Show every line in the records below that contains the word "behalf".

▶ [EXERCISE MATERIAL]
###

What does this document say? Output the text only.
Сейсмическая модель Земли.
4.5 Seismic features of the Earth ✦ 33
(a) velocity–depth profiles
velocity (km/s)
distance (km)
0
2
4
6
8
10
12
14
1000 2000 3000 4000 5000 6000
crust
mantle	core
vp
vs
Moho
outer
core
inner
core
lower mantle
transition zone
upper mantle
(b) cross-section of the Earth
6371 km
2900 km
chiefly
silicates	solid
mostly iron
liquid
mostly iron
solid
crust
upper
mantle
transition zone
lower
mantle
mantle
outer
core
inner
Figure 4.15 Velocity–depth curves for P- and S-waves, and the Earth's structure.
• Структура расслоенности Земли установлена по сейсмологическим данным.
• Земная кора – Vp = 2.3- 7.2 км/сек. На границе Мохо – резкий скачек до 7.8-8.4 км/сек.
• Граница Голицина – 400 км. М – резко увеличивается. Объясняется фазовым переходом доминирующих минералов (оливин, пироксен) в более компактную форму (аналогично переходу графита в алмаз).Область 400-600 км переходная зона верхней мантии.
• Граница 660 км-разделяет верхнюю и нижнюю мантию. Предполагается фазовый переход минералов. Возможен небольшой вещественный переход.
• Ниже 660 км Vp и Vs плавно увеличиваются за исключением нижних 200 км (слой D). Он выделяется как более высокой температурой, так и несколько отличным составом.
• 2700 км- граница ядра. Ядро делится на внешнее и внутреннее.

###

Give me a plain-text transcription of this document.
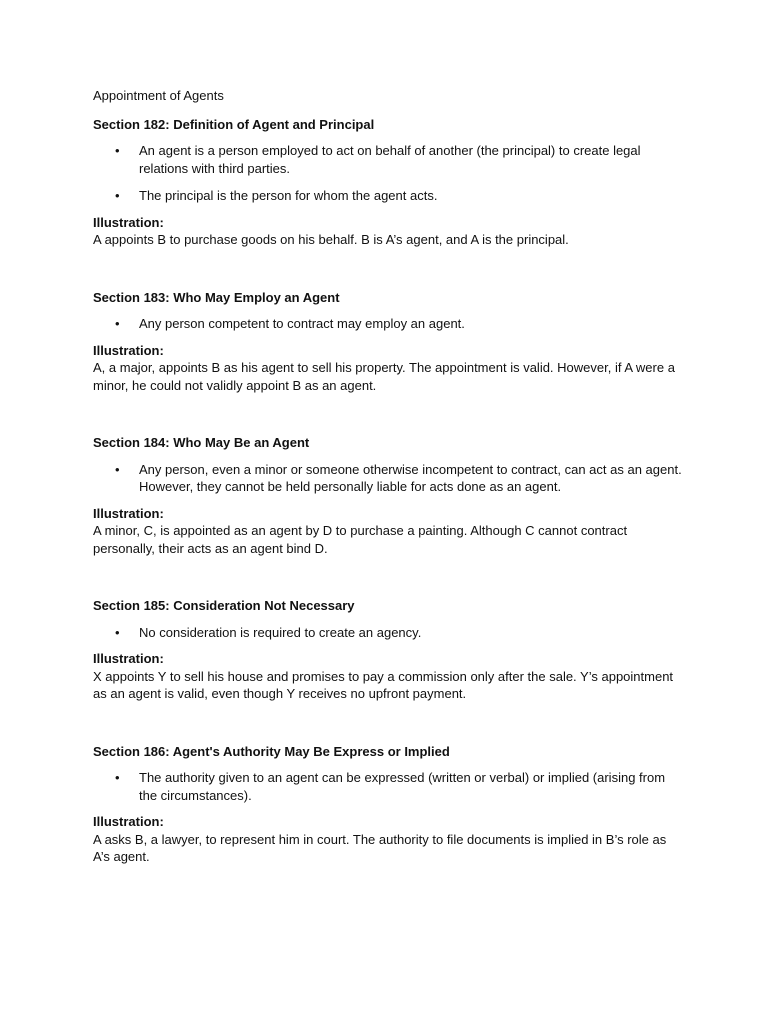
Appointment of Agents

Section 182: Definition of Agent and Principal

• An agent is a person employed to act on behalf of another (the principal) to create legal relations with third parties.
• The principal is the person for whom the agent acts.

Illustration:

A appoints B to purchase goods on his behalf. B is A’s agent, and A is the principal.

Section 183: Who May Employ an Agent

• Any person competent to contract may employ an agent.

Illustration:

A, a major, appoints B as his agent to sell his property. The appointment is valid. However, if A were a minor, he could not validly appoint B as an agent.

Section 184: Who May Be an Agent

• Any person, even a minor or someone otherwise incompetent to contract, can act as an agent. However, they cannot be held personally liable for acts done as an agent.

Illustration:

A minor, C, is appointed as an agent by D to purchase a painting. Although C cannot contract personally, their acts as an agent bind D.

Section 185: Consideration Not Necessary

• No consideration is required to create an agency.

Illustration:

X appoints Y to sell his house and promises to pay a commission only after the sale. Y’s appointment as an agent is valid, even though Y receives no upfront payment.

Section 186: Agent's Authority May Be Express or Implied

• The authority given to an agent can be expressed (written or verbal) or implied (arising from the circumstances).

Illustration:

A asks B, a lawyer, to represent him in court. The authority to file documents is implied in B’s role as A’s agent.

###

▶ [RESULT FOR THIS EXERCISE]
• An agent is a person employed to act on behalf of another (the principal) to create legal relations with third parties.
A appoints B to purchase goods on his behalf. B is A’s agent, and A is the principal.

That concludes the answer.